** BEGIN Task input **

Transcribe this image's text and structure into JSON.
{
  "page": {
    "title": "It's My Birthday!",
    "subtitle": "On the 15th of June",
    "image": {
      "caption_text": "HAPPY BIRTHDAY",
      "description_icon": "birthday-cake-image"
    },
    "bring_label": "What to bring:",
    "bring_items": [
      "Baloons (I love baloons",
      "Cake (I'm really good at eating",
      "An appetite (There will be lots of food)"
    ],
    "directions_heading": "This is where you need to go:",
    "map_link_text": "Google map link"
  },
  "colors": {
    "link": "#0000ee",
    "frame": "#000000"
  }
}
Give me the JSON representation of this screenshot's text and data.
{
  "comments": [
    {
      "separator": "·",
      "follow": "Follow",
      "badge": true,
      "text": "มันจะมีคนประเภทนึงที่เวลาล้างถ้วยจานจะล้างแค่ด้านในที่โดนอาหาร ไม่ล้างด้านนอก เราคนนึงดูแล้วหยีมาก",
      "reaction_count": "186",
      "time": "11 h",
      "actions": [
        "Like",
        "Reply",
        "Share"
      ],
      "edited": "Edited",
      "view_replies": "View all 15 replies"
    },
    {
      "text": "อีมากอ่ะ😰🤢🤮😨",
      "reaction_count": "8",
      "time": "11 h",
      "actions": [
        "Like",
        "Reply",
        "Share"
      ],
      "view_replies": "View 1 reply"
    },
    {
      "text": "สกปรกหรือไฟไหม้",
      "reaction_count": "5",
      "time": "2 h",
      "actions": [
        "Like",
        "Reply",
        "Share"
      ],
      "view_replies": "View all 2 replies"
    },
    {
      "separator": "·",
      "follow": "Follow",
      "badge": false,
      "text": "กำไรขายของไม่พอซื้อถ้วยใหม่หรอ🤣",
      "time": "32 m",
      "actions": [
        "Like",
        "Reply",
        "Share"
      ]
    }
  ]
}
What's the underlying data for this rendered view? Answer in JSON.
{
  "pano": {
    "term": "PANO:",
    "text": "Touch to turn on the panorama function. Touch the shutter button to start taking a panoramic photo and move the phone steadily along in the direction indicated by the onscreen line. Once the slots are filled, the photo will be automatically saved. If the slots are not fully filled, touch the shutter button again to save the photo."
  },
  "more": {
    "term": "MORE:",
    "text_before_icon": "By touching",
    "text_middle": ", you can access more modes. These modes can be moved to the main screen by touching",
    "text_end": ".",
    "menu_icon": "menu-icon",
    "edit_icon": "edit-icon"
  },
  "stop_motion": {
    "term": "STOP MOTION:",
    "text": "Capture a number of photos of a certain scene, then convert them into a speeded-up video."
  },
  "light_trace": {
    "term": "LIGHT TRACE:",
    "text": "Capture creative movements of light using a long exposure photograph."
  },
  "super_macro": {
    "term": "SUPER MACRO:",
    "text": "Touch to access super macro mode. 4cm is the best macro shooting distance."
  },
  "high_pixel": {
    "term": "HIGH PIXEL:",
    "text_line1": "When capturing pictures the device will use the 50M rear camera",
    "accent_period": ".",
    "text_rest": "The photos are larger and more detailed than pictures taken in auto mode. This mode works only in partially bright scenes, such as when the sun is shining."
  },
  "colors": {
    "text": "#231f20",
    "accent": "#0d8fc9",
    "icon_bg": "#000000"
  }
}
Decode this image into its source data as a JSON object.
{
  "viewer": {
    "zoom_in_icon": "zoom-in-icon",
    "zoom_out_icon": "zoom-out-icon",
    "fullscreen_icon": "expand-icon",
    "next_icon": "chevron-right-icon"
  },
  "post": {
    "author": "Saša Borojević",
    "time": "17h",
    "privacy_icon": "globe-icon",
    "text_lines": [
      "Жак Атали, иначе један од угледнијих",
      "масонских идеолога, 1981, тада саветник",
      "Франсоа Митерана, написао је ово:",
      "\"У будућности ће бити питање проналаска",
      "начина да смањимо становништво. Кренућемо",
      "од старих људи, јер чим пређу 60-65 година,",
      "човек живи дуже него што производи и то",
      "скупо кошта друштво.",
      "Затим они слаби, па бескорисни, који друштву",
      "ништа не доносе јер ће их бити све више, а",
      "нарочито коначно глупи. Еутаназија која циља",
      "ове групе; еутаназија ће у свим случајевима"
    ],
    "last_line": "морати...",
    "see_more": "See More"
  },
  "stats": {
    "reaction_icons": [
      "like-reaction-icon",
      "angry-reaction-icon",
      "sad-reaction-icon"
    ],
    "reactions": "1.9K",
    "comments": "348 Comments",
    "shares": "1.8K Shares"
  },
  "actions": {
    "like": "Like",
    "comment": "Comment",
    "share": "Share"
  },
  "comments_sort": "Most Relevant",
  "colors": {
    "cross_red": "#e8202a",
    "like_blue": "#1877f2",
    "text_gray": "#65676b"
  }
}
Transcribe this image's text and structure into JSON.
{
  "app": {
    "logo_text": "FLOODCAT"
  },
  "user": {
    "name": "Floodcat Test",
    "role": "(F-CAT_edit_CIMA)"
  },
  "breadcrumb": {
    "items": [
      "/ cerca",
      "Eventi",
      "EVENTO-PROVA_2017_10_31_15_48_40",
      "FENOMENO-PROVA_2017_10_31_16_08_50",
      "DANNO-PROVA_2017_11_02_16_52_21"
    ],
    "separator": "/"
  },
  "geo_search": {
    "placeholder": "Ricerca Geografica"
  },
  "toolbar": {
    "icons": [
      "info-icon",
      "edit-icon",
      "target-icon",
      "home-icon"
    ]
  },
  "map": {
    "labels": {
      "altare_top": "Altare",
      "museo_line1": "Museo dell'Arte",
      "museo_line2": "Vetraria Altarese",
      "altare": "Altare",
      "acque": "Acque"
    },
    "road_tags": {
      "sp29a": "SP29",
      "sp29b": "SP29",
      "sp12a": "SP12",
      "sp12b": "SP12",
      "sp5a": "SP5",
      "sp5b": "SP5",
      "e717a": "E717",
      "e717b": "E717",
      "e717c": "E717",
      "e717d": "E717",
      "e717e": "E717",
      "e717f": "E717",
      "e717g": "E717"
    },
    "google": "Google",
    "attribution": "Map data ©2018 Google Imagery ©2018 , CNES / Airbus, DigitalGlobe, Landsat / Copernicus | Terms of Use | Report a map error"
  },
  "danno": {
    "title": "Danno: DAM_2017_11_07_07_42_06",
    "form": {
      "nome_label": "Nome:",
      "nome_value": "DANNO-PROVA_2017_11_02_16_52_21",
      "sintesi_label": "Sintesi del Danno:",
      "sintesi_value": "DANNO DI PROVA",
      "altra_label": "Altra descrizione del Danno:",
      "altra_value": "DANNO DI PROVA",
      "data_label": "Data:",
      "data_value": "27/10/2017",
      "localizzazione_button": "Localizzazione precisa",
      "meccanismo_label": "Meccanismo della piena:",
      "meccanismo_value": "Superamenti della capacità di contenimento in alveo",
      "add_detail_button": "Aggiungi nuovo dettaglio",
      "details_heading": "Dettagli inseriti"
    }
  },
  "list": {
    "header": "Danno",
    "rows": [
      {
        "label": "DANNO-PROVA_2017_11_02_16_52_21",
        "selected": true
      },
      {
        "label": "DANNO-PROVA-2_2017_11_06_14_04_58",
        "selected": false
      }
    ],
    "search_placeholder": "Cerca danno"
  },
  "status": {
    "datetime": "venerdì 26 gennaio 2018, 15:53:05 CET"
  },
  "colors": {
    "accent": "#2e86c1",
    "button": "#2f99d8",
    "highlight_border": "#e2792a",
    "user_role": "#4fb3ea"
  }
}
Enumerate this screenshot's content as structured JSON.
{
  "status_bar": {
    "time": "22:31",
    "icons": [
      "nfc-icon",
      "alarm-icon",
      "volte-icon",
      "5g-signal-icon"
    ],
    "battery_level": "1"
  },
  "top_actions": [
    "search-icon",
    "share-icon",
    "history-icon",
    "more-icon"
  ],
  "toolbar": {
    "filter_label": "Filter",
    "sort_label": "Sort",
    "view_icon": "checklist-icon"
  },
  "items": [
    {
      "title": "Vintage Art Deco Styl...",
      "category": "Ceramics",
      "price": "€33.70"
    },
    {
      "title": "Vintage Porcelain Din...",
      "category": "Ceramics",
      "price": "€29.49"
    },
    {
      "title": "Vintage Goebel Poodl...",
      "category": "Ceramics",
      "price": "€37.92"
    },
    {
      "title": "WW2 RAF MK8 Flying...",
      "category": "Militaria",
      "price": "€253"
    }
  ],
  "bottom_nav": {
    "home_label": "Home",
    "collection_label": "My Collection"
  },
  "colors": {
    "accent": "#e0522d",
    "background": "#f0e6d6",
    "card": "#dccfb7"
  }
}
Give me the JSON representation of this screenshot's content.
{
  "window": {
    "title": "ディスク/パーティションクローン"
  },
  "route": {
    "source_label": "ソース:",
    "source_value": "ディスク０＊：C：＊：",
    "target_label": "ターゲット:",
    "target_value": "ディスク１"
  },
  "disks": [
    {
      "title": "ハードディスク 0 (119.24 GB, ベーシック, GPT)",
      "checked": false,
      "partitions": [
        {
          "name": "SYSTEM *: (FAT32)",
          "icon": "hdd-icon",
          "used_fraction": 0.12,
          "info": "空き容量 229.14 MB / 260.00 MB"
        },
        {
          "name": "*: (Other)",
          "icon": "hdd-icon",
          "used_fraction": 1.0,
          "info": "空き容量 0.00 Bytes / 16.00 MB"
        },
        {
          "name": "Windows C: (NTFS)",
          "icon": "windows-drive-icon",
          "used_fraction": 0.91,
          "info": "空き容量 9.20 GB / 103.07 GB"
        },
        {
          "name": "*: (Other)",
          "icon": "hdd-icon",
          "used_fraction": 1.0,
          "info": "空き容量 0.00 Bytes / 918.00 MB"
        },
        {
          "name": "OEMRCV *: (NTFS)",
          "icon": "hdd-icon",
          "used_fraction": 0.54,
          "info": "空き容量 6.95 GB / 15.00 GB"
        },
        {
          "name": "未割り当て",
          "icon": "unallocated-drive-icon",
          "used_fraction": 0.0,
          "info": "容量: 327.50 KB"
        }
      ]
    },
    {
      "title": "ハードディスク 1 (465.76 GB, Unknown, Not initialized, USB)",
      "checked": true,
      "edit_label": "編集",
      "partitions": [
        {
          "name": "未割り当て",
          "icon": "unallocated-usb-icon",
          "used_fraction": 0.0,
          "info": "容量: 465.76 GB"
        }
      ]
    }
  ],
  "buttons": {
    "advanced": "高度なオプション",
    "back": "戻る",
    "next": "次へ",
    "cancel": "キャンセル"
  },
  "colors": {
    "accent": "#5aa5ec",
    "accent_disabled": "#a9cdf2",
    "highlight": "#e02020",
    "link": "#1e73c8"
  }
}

** END Task input **

Exercise directions >>
Copy and report every line where the word "content" is present.

Exercise result >>
Enumerate this screenshot's content as structured JSON.
Give me the JSON representation of this screenshot's content.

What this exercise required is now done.